Copy each line with the word "Dollar" in it.

A run of records:
■ ■ ■ ■ ■ ■ ■

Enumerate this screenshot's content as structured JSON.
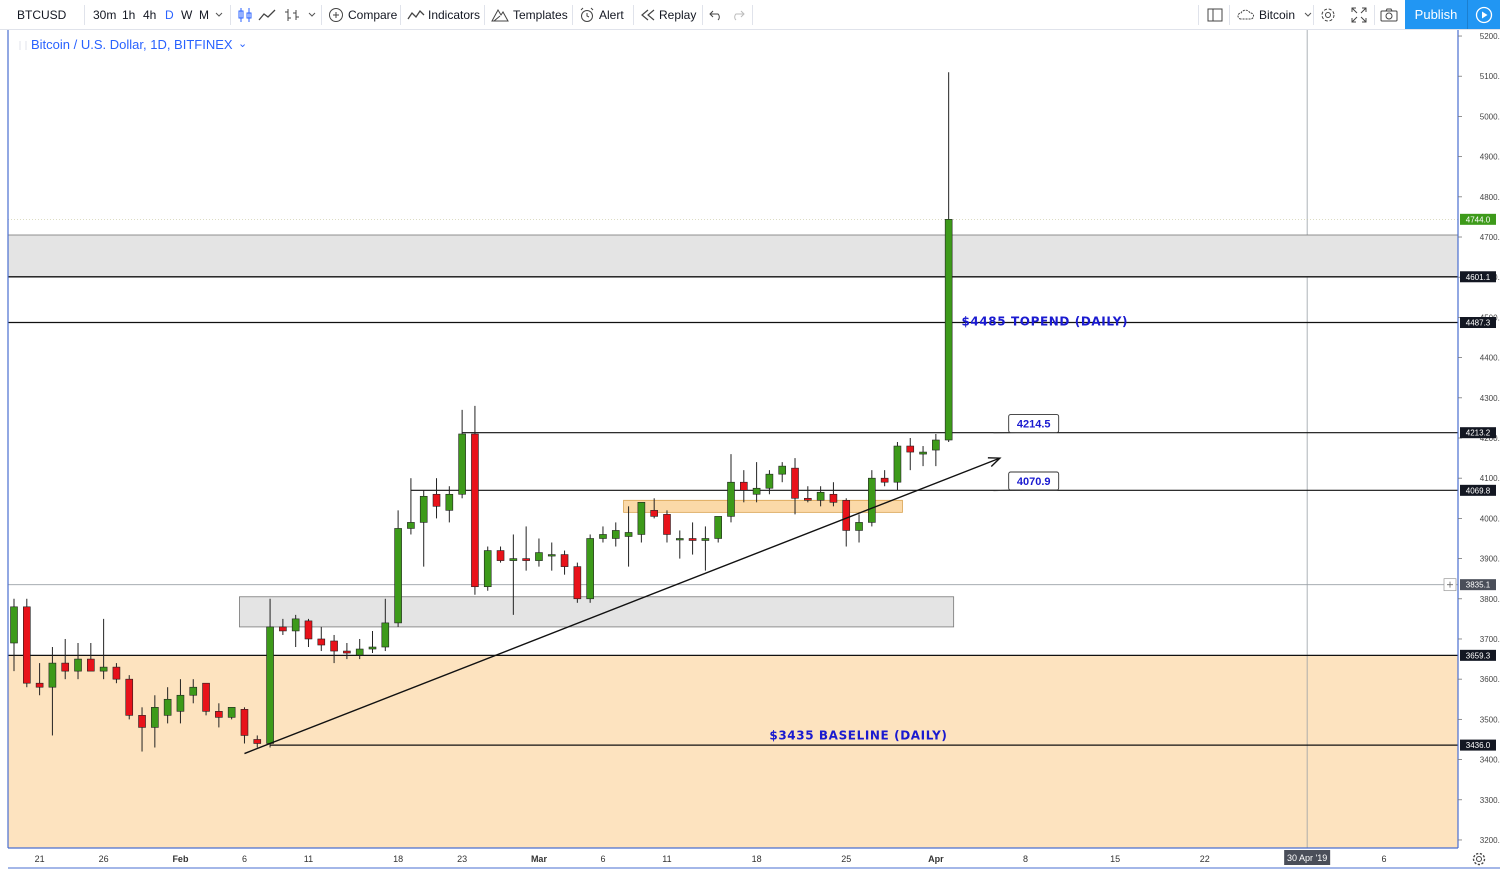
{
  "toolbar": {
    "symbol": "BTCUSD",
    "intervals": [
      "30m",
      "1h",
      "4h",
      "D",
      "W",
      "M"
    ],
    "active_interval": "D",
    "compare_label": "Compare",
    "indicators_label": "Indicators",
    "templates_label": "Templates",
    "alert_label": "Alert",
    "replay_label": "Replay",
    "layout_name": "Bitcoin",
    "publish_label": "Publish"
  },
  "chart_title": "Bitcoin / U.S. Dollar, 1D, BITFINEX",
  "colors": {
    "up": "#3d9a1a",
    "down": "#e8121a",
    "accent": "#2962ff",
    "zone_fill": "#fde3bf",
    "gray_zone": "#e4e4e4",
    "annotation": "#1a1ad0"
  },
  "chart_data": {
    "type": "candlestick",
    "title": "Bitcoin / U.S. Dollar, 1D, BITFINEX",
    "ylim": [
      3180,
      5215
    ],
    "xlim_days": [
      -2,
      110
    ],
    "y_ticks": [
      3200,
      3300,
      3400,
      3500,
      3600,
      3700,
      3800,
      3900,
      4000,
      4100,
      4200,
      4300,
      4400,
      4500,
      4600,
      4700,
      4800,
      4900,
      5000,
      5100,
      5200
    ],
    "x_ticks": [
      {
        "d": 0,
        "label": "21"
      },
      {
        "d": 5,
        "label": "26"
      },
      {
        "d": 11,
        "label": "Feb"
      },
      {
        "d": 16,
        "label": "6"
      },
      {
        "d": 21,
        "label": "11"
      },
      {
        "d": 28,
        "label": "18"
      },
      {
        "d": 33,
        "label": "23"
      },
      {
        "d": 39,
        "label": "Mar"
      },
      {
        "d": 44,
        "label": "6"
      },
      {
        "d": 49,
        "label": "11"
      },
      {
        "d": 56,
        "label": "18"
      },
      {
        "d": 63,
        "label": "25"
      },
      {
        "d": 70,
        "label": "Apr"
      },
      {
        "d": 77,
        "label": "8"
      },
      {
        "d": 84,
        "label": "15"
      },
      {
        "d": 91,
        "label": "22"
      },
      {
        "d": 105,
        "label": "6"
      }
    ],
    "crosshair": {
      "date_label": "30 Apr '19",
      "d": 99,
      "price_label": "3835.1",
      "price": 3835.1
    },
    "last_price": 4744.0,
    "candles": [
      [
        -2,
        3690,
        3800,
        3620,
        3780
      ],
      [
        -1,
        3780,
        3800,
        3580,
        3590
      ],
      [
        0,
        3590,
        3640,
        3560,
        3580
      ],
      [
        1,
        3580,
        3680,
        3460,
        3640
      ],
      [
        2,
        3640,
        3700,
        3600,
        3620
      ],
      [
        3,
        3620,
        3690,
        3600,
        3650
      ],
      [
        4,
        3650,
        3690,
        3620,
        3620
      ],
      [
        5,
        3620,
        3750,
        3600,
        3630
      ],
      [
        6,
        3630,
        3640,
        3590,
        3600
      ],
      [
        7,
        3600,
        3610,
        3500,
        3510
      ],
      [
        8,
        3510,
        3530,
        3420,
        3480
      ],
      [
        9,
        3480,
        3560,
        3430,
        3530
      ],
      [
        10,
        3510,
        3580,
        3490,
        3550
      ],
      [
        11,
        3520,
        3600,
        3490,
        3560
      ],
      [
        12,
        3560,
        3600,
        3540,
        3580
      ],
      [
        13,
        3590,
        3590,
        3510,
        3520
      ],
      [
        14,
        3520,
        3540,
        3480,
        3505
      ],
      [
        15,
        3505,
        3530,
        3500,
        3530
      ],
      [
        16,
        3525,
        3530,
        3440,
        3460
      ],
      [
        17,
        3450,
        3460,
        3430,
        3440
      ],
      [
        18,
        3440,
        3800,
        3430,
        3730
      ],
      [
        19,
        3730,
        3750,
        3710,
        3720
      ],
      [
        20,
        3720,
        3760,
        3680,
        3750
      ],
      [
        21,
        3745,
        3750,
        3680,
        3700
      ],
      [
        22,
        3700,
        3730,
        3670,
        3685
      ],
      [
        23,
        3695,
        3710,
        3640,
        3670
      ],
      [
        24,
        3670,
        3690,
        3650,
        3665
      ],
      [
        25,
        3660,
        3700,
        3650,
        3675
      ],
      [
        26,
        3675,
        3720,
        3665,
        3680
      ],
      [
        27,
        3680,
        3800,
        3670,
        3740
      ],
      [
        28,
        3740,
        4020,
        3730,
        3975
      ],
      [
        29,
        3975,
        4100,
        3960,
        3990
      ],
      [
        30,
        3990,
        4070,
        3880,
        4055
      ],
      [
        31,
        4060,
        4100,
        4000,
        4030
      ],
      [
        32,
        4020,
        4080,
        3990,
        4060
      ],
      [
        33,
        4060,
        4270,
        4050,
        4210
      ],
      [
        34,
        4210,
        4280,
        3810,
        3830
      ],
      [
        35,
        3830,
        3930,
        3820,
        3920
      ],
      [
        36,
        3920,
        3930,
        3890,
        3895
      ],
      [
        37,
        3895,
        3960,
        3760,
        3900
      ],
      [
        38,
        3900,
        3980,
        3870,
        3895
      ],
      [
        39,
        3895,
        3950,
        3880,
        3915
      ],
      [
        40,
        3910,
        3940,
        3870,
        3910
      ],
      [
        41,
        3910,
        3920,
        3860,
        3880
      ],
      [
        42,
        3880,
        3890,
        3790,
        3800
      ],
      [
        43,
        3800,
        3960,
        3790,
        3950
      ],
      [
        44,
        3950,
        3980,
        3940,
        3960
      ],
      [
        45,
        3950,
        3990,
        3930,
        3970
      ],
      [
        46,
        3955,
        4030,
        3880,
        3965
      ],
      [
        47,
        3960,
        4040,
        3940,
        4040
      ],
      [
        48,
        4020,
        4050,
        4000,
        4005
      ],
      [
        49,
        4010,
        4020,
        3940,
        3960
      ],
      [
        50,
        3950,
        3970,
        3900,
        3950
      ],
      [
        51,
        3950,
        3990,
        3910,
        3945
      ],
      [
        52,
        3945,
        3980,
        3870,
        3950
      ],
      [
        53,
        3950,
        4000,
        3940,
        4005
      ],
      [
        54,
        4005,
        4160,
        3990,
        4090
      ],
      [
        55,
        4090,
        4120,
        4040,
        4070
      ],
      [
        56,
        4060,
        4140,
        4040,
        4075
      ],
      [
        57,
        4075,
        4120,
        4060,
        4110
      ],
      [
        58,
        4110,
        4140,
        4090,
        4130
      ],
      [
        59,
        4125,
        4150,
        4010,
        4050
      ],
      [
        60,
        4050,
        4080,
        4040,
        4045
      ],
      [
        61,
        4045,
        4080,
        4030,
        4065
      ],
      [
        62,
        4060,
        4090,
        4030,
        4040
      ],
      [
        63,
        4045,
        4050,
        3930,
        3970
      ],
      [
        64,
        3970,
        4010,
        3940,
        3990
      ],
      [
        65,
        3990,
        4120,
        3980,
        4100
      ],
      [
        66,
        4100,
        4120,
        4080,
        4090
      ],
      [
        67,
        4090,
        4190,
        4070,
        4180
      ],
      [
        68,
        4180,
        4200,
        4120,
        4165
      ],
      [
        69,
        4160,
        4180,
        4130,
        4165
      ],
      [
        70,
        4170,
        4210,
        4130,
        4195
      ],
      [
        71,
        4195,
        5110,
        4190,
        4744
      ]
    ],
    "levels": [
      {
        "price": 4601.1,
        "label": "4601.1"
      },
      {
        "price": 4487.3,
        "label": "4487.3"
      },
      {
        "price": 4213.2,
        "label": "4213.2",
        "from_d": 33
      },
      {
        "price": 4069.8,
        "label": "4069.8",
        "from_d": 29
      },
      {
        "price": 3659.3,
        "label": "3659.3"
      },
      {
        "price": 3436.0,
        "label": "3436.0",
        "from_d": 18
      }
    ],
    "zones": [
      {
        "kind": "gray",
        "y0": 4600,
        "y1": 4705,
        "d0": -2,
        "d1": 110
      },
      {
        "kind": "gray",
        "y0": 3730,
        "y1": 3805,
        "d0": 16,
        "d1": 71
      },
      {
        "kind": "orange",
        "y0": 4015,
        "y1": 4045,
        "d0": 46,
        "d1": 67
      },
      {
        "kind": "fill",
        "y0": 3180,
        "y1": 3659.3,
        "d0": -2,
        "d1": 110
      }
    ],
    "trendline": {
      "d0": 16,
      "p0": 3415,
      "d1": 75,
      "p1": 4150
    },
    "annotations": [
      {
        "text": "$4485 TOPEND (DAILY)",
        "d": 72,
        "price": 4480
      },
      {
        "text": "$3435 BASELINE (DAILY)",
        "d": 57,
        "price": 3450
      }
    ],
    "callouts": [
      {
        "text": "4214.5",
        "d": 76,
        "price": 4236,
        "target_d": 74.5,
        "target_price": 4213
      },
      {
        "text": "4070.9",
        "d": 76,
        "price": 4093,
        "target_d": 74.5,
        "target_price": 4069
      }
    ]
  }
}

■ ■ ■ ■ ■ ■ ■

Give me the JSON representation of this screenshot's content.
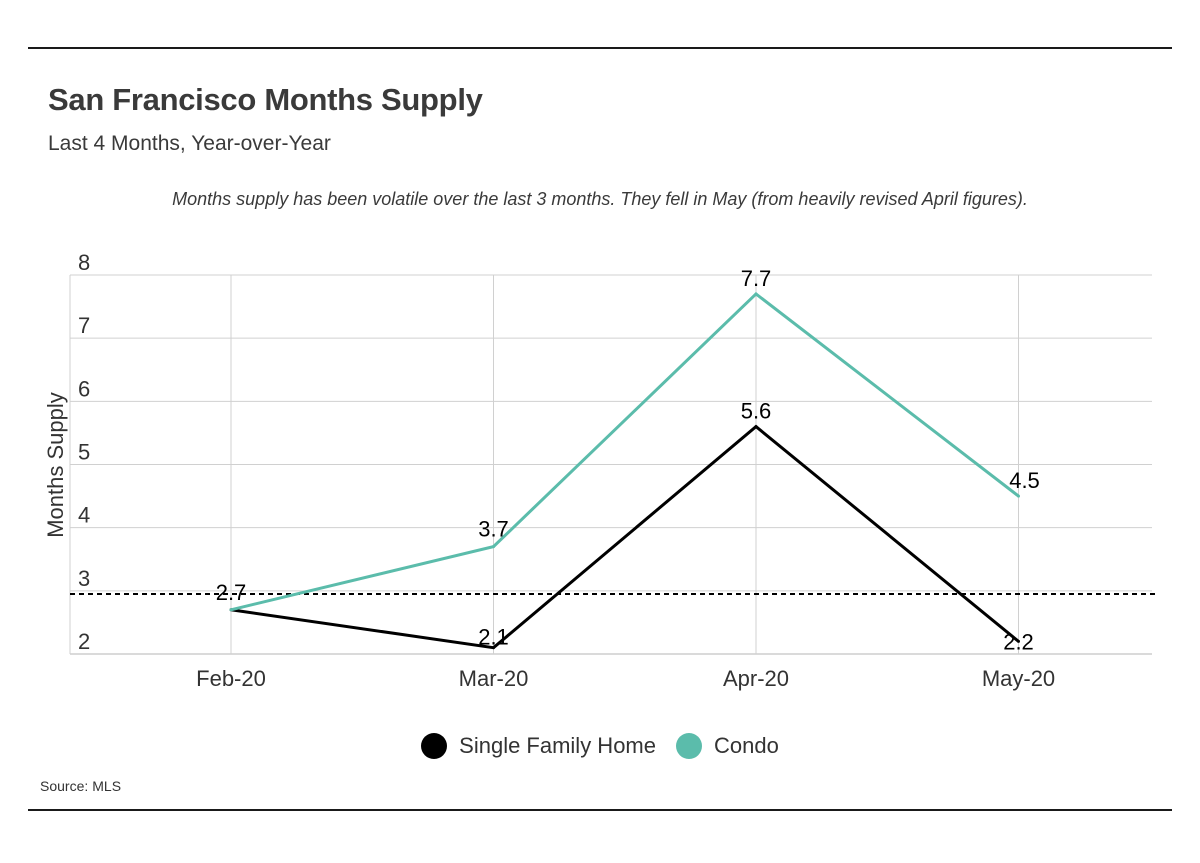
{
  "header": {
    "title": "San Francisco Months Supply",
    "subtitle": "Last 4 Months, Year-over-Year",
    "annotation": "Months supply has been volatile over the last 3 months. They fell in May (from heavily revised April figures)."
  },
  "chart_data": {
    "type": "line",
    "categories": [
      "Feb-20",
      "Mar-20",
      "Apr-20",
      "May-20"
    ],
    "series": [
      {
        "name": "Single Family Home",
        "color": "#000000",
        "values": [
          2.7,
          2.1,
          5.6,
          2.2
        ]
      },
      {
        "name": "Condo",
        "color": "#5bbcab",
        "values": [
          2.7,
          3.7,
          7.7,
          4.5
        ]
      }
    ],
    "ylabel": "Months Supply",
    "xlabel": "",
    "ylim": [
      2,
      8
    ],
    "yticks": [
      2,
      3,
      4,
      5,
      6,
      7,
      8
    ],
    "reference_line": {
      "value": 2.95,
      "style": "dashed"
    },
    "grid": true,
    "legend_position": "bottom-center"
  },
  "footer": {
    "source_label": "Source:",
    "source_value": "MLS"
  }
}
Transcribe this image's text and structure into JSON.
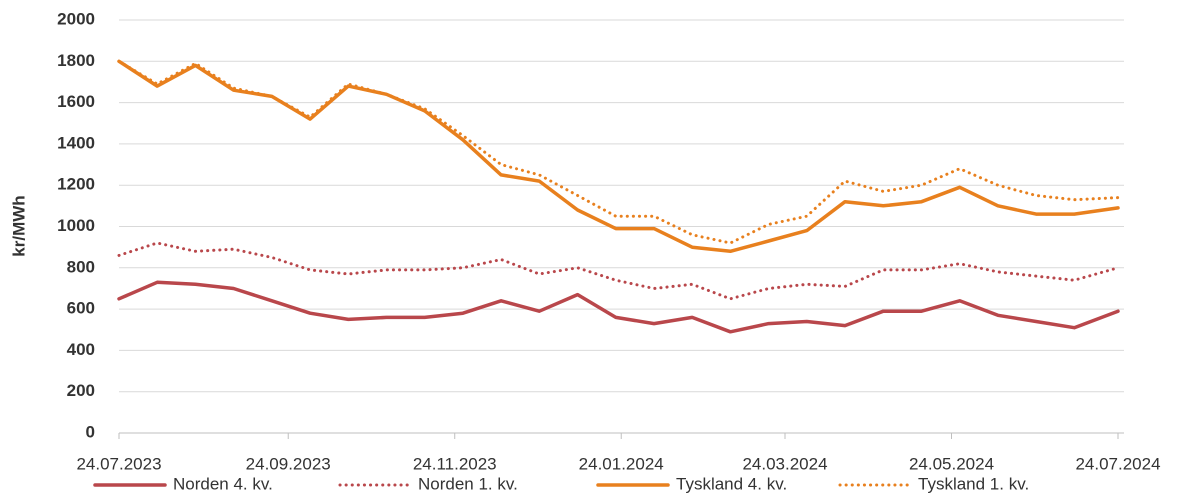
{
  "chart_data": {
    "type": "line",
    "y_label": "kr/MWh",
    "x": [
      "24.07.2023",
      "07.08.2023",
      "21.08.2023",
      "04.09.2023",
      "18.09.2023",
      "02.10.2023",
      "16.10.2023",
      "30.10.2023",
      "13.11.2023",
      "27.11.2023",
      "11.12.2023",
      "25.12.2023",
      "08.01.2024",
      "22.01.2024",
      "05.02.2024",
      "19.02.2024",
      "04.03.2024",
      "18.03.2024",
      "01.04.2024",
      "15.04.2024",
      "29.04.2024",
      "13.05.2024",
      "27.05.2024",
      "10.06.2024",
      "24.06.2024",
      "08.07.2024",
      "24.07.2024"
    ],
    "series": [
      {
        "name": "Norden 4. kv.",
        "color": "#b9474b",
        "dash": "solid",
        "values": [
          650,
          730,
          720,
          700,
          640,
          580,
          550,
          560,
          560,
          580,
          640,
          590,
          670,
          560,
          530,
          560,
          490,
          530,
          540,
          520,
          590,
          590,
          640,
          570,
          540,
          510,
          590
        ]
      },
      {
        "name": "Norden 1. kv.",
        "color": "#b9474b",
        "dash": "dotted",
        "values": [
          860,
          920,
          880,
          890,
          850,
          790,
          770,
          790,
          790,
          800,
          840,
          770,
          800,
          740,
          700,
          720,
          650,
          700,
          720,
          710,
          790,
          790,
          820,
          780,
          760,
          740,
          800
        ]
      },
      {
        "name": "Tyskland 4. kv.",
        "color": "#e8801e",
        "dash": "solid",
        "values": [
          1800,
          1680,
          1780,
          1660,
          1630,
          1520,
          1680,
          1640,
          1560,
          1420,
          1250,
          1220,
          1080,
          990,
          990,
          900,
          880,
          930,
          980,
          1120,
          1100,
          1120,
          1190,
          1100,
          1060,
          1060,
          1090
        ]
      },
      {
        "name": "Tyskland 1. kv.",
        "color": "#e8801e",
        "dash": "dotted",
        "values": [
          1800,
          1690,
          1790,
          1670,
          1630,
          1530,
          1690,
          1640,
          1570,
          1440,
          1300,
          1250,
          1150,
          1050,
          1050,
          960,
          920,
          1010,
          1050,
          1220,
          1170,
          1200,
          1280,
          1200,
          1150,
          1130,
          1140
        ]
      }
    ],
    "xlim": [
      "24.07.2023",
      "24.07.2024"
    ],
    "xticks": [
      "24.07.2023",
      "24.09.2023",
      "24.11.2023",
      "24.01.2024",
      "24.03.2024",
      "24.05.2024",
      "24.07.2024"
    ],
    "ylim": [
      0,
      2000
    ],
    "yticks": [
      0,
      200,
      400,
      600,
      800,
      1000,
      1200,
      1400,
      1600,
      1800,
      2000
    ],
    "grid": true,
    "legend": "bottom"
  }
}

■ ■ ■ ■ ■ ■ ■

• **Answer in full**:
  "chart_title": "Bitcoin / U.S. Dollar, 1D, BITFINEX",
    "title": "Bitcoin / U.S. Dollar, 1D, BITFINEX",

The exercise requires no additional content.